[Data items]
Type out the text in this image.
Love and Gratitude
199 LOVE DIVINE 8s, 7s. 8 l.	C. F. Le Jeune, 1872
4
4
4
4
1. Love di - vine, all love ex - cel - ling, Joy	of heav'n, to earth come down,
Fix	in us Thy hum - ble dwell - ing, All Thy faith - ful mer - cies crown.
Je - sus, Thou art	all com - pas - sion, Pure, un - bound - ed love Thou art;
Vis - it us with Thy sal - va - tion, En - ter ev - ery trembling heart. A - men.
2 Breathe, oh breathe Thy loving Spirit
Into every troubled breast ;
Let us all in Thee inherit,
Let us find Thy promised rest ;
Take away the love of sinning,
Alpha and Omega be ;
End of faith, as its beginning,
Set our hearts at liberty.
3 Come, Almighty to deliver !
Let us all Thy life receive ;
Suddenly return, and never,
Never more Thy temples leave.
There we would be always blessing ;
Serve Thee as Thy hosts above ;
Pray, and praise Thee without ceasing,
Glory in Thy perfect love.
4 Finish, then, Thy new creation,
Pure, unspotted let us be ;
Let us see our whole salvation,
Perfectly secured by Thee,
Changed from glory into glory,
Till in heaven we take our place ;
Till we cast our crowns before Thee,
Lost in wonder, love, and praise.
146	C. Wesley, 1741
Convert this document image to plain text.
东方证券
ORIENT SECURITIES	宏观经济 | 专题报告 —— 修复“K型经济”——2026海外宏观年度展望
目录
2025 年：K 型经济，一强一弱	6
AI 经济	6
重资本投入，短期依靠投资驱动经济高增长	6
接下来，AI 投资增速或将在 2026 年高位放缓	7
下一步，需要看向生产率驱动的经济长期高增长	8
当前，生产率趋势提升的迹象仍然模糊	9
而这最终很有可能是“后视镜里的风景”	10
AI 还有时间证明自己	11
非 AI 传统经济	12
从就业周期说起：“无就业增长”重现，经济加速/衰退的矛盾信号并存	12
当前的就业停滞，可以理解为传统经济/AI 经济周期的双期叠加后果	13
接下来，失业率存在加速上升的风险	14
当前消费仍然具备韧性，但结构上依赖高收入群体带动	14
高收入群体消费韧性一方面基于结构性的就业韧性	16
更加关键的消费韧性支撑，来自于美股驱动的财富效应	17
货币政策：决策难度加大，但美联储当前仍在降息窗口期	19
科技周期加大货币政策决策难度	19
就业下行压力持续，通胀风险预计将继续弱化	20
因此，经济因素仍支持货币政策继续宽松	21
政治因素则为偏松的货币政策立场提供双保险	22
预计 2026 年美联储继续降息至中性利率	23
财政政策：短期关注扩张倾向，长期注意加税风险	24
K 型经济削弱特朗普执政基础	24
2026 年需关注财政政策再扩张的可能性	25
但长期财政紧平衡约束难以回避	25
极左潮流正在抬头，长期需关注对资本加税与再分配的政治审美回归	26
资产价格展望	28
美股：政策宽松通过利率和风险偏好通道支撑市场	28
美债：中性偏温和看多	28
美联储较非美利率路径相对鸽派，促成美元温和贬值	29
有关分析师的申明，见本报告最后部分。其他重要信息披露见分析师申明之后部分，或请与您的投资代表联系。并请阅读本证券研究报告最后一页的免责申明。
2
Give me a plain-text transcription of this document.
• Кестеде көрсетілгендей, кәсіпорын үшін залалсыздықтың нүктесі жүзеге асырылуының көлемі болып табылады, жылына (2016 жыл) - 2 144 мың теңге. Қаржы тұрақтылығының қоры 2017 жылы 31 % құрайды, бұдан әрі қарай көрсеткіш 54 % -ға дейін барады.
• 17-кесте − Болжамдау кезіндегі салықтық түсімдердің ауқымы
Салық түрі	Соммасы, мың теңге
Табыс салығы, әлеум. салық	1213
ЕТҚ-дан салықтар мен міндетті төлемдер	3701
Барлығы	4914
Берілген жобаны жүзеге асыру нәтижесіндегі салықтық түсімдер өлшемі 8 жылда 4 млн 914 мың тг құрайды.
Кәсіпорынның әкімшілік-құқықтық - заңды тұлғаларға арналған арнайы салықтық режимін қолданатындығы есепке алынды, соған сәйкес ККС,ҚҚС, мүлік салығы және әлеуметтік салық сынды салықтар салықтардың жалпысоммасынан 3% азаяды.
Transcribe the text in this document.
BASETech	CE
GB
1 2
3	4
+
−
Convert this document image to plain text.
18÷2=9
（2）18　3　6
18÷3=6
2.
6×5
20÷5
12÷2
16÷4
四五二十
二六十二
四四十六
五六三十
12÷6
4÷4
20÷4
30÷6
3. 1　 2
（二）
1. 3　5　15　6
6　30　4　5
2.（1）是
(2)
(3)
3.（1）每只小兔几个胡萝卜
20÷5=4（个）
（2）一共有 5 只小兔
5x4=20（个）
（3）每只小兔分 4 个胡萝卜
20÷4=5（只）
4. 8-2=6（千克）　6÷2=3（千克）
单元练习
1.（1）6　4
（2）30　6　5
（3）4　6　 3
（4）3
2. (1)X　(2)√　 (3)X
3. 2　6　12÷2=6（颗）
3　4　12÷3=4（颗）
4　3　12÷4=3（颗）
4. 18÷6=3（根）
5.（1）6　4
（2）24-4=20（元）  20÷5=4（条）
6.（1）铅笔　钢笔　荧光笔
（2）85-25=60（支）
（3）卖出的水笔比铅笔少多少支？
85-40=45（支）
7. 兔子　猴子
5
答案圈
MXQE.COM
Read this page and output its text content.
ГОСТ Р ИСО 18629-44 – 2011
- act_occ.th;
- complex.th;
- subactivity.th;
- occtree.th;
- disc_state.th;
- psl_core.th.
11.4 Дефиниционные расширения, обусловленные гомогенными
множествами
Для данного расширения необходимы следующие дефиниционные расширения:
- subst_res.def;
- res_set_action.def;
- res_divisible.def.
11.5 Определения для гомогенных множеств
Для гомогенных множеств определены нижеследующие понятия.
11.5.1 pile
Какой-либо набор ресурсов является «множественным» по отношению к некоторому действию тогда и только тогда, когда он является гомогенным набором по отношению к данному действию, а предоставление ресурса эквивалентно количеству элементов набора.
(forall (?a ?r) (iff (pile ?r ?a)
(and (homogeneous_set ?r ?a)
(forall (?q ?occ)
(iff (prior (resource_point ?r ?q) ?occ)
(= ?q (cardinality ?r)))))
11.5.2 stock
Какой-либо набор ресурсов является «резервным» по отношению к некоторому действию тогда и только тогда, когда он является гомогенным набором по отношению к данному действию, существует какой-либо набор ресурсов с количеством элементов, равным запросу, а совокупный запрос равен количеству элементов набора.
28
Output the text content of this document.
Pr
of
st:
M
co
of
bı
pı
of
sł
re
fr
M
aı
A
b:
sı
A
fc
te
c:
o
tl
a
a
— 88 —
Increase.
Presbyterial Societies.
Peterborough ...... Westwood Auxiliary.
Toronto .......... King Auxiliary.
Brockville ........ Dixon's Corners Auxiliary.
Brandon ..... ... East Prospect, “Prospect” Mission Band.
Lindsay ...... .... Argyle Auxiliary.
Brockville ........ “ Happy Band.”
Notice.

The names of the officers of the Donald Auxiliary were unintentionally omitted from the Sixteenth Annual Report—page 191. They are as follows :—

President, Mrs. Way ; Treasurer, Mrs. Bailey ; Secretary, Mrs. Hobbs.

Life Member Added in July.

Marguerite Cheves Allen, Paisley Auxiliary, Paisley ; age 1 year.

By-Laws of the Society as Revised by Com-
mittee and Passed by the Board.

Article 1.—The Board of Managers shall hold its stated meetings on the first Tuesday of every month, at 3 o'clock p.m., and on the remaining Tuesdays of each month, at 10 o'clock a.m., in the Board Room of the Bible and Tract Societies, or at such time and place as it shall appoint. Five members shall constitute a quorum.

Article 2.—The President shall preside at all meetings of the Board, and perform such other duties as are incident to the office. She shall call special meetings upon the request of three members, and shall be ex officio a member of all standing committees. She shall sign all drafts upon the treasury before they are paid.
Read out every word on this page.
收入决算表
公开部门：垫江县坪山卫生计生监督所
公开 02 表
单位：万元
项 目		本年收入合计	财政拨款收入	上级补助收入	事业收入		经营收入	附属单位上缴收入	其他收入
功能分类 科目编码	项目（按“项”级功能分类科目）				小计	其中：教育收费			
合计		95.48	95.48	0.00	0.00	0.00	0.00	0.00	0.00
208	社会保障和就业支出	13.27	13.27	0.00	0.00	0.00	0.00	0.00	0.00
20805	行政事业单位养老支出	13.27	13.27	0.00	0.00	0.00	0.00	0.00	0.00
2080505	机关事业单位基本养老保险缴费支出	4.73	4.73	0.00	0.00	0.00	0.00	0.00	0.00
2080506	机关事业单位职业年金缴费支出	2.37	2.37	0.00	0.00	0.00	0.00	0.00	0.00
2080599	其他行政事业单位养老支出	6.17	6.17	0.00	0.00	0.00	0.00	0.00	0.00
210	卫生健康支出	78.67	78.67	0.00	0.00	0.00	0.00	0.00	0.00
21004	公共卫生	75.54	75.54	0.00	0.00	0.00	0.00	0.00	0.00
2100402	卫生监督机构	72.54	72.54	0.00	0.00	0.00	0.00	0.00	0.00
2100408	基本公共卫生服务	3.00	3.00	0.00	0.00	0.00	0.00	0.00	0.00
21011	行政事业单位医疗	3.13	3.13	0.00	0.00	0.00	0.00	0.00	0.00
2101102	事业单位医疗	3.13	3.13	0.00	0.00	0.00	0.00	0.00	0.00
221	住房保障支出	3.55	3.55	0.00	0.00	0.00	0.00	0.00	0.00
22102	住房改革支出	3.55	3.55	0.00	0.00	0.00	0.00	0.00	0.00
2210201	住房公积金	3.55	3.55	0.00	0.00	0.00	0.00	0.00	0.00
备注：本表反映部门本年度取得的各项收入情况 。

DIRECTION: Track down every line with the word "Read" and copy it.

CORRECT RESPONSE:
Read this page and output its text content.
Read out every word on this page.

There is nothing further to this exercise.